### INSTRUCTIONS TO FOLLOW
Images appear in the records below; leave them out and repeat everything else exactly.

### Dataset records
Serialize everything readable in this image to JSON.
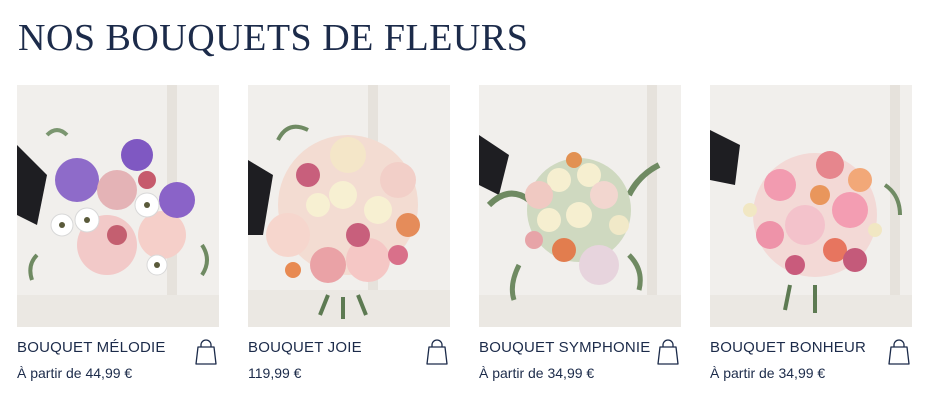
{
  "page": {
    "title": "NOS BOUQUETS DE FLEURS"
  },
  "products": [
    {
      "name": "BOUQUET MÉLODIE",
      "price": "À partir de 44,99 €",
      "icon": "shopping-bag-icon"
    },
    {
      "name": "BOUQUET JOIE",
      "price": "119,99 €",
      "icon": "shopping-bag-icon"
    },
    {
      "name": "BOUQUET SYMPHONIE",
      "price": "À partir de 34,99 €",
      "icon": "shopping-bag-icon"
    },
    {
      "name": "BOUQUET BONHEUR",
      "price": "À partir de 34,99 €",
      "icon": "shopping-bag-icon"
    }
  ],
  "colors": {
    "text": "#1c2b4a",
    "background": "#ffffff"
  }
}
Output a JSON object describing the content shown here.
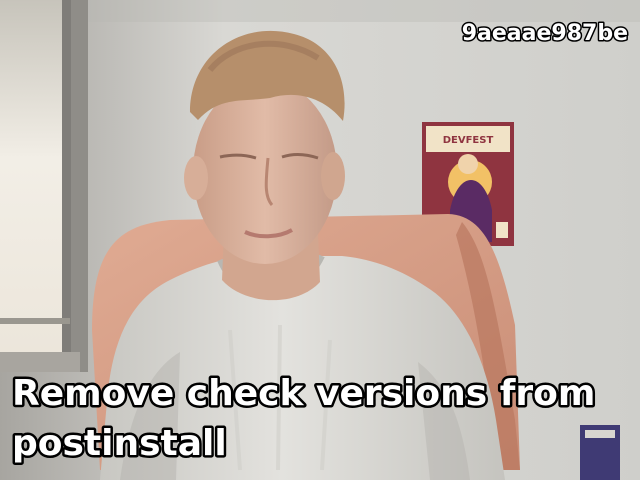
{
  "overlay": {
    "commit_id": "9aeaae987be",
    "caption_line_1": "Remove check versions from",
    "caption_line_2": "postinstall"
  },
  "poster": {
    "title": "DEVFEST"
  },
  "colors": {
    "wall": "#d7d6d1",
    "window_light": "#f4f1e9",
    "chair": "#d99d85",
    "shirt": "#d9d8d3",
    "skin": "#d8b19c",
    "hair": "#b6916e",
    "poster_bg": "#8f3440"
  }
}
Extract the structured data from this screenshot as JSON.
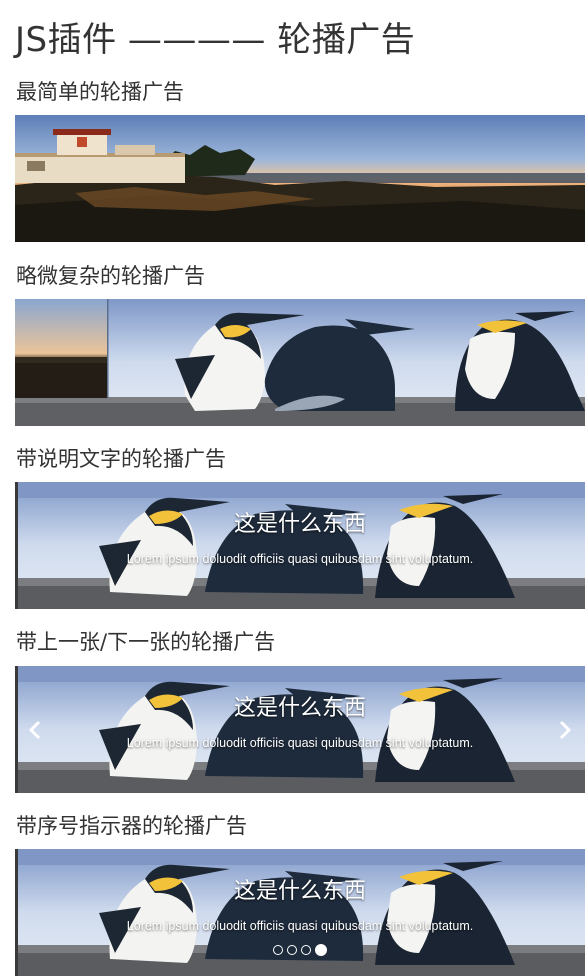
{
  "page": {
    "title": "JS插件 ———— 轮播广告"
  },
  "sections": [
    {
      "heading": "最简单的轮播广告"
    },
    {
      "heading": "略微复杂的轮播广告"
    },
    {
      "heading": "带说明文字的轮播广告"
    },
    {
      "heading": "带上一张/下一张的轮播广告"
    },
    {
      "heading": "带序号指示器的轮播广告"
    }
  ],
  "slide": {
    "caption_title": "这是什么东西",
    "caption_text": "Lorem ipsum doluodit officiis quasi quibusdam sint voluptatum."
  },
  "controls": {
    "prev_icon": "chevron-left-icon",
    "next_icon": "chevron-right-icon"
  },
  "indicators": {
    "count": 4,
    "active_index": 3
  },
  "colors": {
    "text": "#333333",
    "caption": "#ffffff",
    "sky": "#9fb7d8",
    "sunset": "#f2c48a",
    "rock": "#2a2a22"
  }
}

### SOLUTION TO THE EXERCISE
Serialize everything readable in this image to JSON.
{
  "page": {
    "title": "NOS BOUQUETS DE FLEURS"
  },
  "products": [
    {
      "name": "BOUQUET MÉLODIE",
      "price": "À partir de 44,99 €",
      "icon": "shopping-bag-icon"
    },
    {
      "name": "BOUQUET JOIE",
      "price": "119,99 €",
      "icon": "shopping-bag-icon"
    },
    {
      "name": "BOUQUET SYMPHONIE",
      "price": "À partir de 34,99 €",
      "icon": "shopping-bag-icon"
    },
    {
      "name": "BOUQUET BONHEUR",
      "price": "À partir de 34,99 €",
      "icon": "shopping-bag-icon"
    }
  ],
  "colors": {
    "text": "#1c2b4a",
    "background": "#ffffff"
  }
}
Output a JSON object describing the content shown here.
{
  "overlay": {
    "commit_id": "9aeaae987be",
    "caption_line_1": "Remove check versions from",
    "caption_line_2": "postinstall"
  },
  "poster": {
    "title": "DEVFEST"
  },
  "colors": {
    "wall": "#d7d6d1",
    "window_light": "#f4f1e9",
    "chair": "#d99d85",
    "shirt": "#d9d8d3",
    "skin": "#d8b19c",
    "hair": "#b6916e",
    "poster_bg": "#8f3440"
  }
}
Extract the structured data from this screenshot as JSON.
{
  "page": {
    "title": "JS插件 ———— 轮播广告"
  },
  "sections": [
    {
      "heading": "最简单的轮播广告"
    },
    {
      "heading": "略微复杂的轮播广告"
    },
    {
      "heading": "带说明文字的轮播广告"
    },
    {
      "heading": "带上一张/下一张的轮播广告"
    },
    {
      "heading": "带序号指示器的轮播广告"
    }
  ],
  "slide": {
    "caption_title": "这是什么东西",
    "caption_text": "Lorem ipsum doluodit officiis quasi quibusdam sint voluptatum."
  },
  "controls": {
    "prev_icon": "chevron-left-icon",
    "next_icon": "chevron-right-icon"
  },
  "indicators": {
    "count": 4,
    "active_index": 3
  },
  "colors": {
    "text": "#333333",
    "caption": "#ffffff",
    "sky": "#9fb7d8",
    "sunset": "#f2c48a",
    "rock": "#2a2a22"
  }
}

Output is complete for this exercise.